[START OF SUPPLIED DATA]

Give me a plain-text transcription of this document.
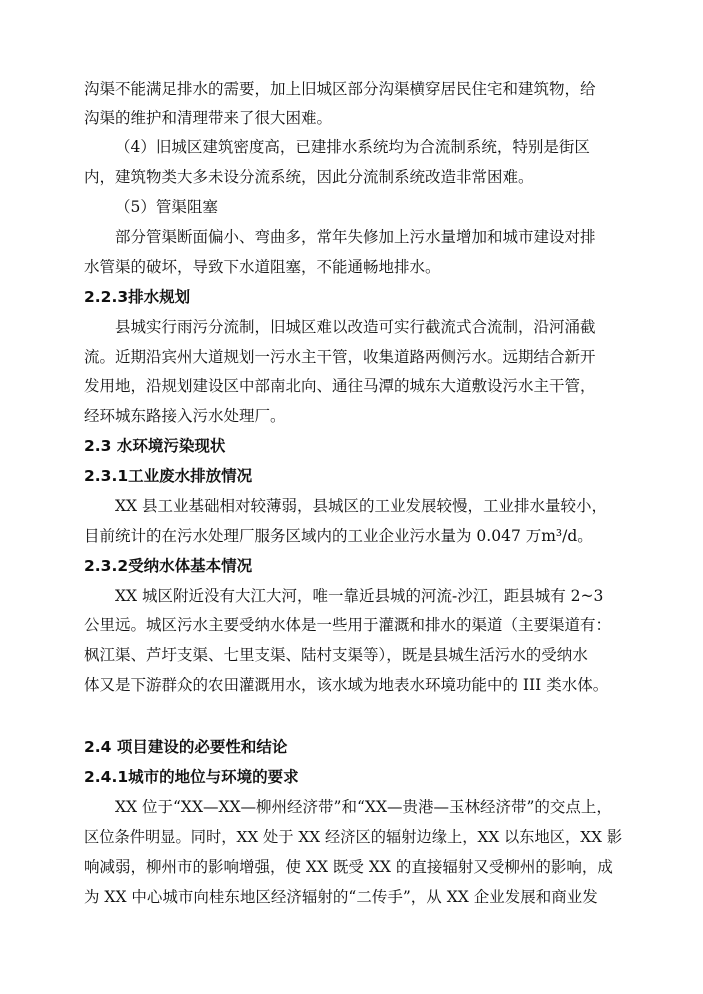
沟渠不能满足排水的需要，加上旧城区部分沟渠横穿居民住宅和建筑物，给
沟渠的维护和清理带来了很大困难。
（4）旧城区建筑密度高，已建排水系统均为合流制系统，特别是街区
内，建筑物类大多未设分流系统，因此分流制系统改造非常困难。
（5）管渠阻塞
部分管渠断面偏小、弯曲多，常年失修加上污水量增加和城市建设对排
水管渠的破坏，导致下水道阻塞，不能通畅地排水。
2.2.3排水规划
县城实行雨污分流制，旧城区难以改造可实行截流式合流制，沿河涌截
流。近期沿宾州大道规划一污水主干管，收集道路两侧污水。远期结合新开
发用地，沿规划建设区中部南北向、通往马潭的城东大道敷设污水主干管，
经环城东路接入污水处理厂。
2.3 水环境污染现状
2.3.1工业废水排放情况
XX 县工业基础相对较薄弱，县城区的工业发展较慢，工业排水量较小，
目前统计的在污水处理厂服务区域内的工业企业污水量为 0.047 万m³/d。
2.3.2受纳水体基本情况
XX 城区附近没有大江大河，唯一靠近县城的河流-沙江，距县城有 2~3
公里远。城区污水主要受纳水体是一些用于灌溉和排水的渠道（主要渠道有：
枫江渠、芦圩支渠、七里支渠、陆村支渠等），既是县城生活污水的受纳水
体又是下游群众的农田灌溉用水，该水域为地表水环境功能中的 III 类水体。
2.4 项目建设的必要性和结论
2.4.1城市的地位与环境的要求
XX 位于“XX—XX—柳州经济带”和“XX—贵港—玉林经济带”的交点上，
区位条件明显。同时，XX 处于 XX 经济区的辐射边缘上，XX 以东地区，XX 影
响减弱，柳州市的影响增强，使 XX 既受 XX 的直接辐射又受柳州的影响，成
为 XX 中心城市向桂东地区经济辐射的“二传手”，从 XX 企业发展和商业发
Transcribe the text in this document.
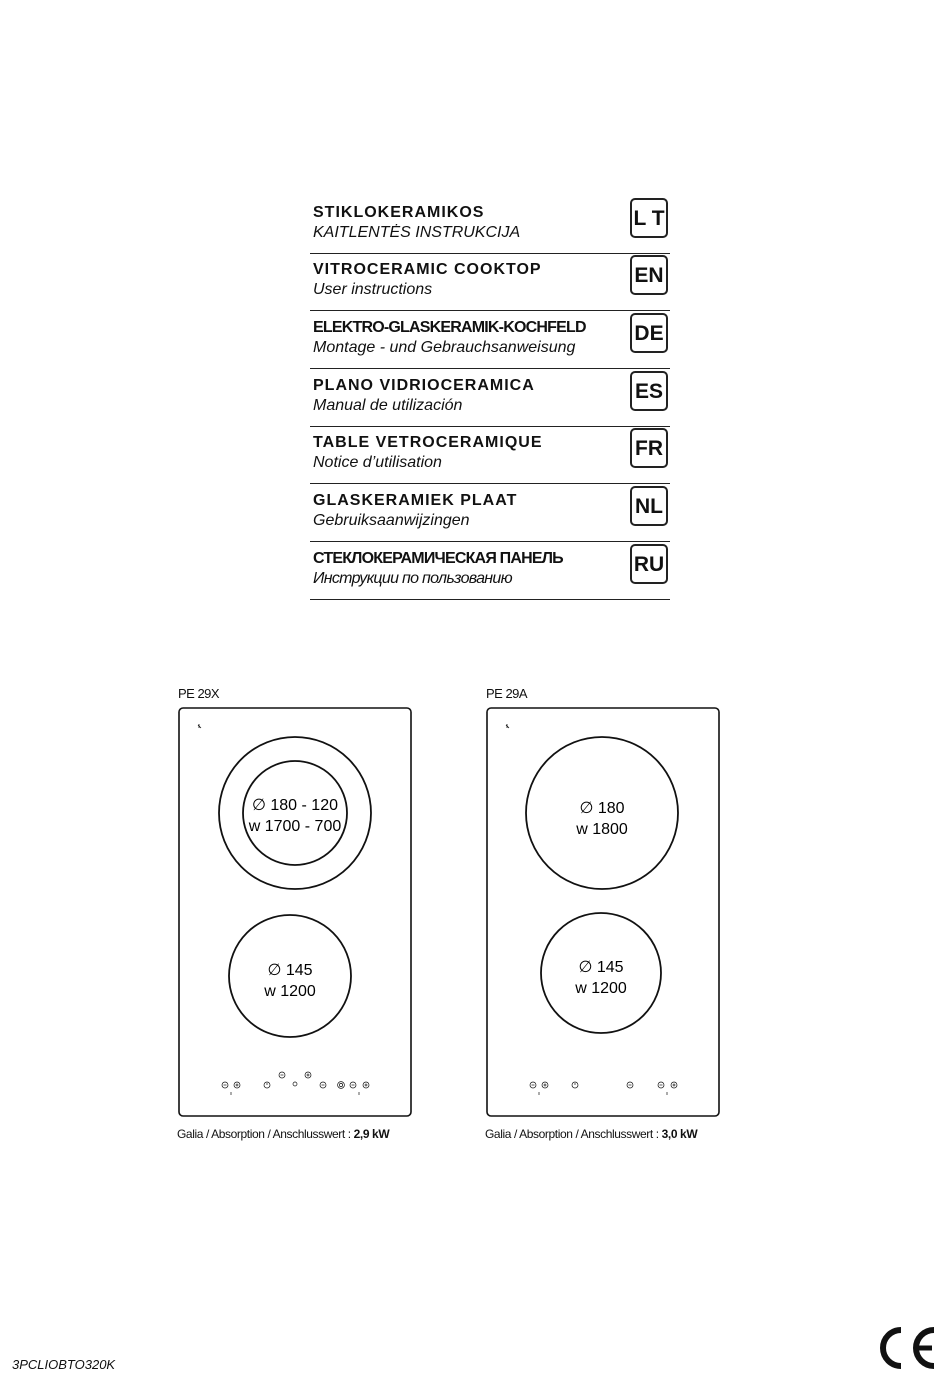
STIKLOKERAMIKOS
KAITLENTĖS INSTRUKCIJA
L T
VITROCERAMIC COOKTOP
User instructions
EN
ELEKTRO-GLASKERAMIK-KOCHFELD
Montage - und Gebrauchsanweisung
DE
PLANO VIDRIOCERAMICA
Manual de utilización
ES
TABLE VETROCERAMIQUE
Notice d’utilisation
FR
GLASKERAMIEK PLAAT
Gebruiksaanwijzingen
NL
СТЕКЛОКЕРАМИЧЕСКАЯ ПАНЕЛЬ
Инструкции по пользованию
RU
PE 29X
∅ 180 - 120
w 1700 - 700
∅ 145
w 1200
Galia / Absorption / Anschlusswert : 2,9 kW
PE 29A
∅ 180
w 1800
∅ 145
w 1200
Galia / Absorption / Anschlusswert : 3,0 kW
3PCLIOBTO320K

[END OF SUPPLIED DATA]

Every line of the records that includes the word "Anschlusswert" should be gathered.

**FINISHED EXERCISE:**
Galia / Absorption / Anschlusswert : 2,9 kW
Galia / Absorption / Anschlusswert : 3,0 kW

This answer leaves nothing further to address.